* Begin Entries shown *

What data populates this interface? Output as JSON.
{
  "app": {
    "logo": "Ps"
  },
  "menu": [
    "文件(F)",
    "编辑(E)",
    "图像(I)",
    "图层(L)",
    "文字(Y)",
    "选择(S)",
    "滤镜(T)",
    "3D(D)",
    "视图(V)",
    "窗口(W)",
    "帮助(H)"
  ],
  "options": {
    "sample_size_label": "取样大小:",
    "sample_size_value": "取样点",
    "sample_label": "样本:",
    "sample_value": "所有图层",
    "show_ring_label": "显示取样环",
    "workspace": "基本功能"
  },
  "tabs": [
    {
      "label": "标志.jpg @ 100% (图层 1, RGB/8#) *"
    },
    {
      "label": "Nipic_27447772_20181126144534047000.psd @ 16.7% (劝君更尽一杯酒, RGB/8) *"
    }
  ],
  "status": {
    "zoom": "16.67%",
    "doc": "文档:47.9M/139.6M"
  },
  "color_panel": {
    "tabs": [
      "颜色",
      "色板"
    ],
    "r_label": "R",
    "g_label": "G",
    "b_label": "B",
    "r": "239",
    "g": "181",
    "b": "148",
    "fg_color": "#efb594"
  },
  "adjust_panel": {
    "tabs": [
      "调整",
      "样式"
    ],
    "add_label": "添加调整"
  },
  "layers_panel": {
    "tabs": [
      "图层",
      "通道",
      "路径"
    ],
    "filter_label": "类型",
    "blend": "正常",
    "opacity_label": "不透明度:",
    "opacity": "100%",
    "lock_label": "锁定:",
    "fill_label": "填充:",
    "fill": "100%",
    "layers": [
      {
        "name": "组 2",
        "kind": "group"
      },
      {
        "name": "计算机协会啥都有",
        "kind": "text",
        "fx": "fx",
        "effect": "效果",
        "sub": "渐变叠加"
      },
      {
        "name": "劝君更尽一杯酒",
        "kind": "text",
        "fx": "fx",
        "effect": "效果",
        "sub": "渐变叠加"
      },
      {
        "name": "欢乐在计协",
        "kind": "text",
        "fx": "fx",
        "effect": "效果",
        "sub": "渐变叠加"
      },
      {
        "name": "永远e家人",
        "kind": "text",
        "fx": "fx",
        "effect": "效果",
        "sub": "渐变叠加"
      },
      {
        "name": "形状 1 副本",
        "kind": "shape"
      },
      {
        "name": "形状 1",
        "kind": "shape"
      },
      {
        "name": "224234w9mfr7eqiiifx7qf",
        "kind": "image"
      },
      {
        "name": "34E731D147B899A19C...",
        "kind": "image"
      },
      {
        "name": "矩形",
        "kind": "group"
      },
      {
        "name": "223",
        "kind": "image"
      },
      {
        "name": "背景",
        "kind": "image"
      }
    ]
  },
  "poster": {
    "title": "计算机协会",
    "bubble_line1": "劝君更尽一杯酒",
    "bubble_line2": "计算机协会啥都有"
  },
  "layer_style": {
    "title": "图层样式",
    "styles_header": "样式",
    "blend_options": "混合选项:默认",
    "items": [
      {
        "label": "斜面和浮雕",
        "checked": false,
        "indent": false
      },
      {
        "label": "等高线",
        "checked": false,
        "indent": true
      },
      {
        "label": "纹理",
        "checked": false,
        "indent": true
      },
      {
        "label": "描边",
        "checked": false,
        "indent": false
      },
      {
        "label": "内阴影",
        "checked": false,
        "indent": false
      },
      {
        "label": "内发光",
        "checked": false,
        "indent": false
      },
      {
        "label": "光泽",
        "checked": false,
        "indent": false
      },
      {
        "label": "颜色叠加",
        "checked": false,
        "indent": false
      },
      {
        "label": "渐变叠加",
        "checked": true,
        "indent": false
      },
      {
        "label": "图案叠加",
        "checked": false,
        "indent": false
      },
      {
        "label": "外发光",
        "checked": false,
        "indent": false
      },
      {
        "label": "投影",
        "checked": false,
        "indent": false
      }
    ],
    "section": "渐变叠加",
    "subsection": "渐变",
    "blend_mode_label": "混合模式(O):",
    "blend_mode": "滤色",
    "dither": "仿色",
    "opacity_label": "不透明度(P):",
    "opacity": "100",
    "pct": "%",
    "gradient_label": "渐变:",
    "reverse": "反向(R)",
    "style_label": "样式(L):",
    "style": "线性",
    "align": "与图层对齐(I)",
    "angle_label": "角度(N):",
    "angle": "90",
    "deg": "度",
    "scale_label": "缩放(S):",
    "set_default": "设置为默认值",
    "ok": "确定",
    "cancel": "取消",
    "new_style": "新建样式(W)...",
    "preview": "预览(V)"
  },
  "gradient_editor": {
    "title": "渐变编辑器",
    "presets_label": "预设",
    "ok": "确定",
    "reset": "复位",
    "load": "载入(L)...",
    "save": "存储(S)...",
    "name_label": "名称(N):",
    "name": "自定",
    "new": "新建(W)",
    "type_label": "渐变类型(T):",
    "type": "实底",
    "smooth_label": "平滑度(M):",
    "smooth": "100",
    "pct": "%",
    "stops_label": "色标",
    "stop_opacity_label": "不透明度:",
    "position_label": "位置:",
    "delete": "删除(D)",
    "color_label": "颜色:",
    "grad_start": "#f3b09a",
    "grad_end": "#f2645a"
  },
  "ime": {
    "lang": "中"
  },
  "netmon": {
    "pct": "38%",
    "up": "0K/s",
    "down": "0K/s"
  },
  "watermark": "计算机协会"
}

* End Entries shown *

Directions - Reproduce the material above exactly; please quote every line of it.

The response -
What data populates this interface? Output as JSON.
{
  "app": {
    "logo": "Ps"
  },
  "menu": [
    "文件(F)",
    "编辑(E)",
    "图像(I)",
    "图层(L)",
    "文字(Y)",
    "选择(S)",
    "滤镜(T)",
    "3D(D)",
    "视图(V)",
    "窗口(W)",
    "帮助(H)"
  ],
  "options": {
    "sample_size_label": "取样大小:",
    "sample_size_value": "取样点",
    "sample_label": "样本:",
    "sample_value": "所有图层",
    "show_ring_label": "显示取样环",
    "workspace": "基本功能"
  },
  "tabs": [
    {
      "label": "标志.jpg @ 100% (图层 1, RGB/8#) *"
    },
    {
      "label": "Nipic_27447772_20181126144534047000.psd @ 16.7% (劝君更尽一杯酒, RGB/8) *"
    }
  ],
  "status": {
    "zoom": "16.67%",
    "doc": "文档:47.9M/139.6M"
  },
  "color_panel": {
    "tabs": [
      "颜色",
      "色板"
    ],
    "r_label": "R",
    "g_label": "G",
    "b_label": "B",
    "r": "239",
    "g": "181",
    "b": "148",
    "fg_color": "#efb594"
  },
  "adjust_panel": {
    "tabs": [
      "调整",
      "样式"
    ],
    "add_label": "添加调整"
  },
  "layers_panel": {
    "tabs": [
      "图层",
      "通道",
      "路径"
    ],
    "filter_label": "类型",
    "blend": "正常",
    "opacity_label": "不透明度:",
    "opacity": "100%",
    "lock_label": "锁定:",
    "fill_label": "填充:",
    "fill": "100%",
    "layers": [
      {
        "name": "组 2",
        "kind": "group"
      },
      {
        "name": "计算机协会啥都有",
        "kind": "text",
        "fx": "fx",
        "effect": "效果",
        "sub": "渐变叠加"
      },
      {
        "name": "劝君更尽一杯酒",
        "kind": "text",
        "fx": "fx",
        "effect": "效果",
        "sub": "渐变叠加"
      },
      {
        "name": "欢乐在计协",
        "kind": "text",
        "fx": "fx",
        "effect": "效果",
        "sub": "渐变叠加"
      },
      {
        "name": "永远e家人",
        "kind": "text",
        "fx": "fx",
        "effect": "效果",
        "sub": "渐变叠加"
      },
      {
        "name": "形状 1 副本",
        "kind": "shape"
      },
      {
        "name": "形状 1",
        "kind": "shape"
      },
      {
        "name": "224234w9mfr7eqiiifx7qf",
        "kind": "image"
      },
      {
        "name": "34E731D147B899A19C...",
        "kind": "image"
      },
      {
        "name": "矩形",
        "kind": "group"
      },
      {
        "name": "223",
        "kind": "image"
      },
      {
        "name": "背景",
        "kind": "image"
      }
    ]
  },
  "poster": {
    "title": "计算机协会",
    "bubble_line1": "劝君更尽一杯酒",
    "bubble_line2": "计算机协会啥都有"
  },
  "layer_style": {
    "title": "图层样式",
    "styles_header": "样式",
    "blend_options": "混合选项:默认",
    "items": [
      {
        "label": "斜面和浮雕",
        "checked": false,
        "indent": false
      },
      {
        "label": "等高线",
        "checked": false,
        "indent": true
      },
      {
        "label": "纹理",
        "checked": false,
        "indent": true
      },
      {
        "label": "描边",
        "checked": false,
        "indent": false
      },
      {
        "label": "内阴影",
        "checked": false,
        "indent": false
      },
      {
        "label": "内发光",
        "checked": false,
        "indent": false
      },
      {
        "label": "光泽",
        "checked": false,
        "indent": false
      },
      {
        "label": "颜色叠加",
        "checked": false,
        "indent": false
      },
      {
        "label": "渐变叠加",
        "checked": true,
        "indent": false
      },
      {
        "label": "图案叠加",
        "checked": false,
        "indent": false
      },
      {
        "label": "外发光",
        "checked": false,
        "indent": false
      },
      {
        "label": "投影",
        "checked": false,
        "indent": false
      }
    ],
    "section": "渐变叠加",
    "subsection": "渐变",
    "blend_mode_label": "混合模式(O):",
    "blend_mode": "滤色",
    "dither": "仿色",
    "opacity_label": "不透明度(P):",
    "opacity": "100",
    "pct": "%",
    "gradient_label": "渐变:",
    "reverse": "反向(R)",
    "style_label": "样式(L):",
    "style": "线性",
    "align": "与图层对齐(I)",
    "angle_label": "角度(N):",
    "angle": "90",
    "deg": "度",
    "scale_label": "缩放(S):",
    "set_default": "设置为默认值",
    "ok": "确定",
    "cancel": "取消",
    "new_style": "新建样式(W)...",
    "preview": "预览(V)"
  },
  "gradient_editor": {
    "title": "渐变编辑器",
    "presets_label": "预设",
    "ok": "确定",
    "reset": "复位",
    "load": "载入(L)...",
    "save": "存储(S)...",
    "name_label": "名称(N):",
    "name": "自定",
    "new": "新建(W)",
    "type_label": "渐变类型(T):",
    "type": "实底",
    "smooth_label": "平滑度(M):",
    "smooth": "100",
    "pct": "%",
    "stops_label": "色标",
    "stop_opacity_label": "不透明度:",
    "position_label": "位置:",
    "delete": "删除(D)",
    "color_label": "颜色:",
    "grad_start": "#f3b09a",
    "grad_end": "#f2645a"
  },
  "ime": {
    "lang": "中"
  },
  "netmon": {
    "pct": "38%",
    "up": "0K/s",
    "down": "0K/s"
  },
  "watermark": "计算机协会"
}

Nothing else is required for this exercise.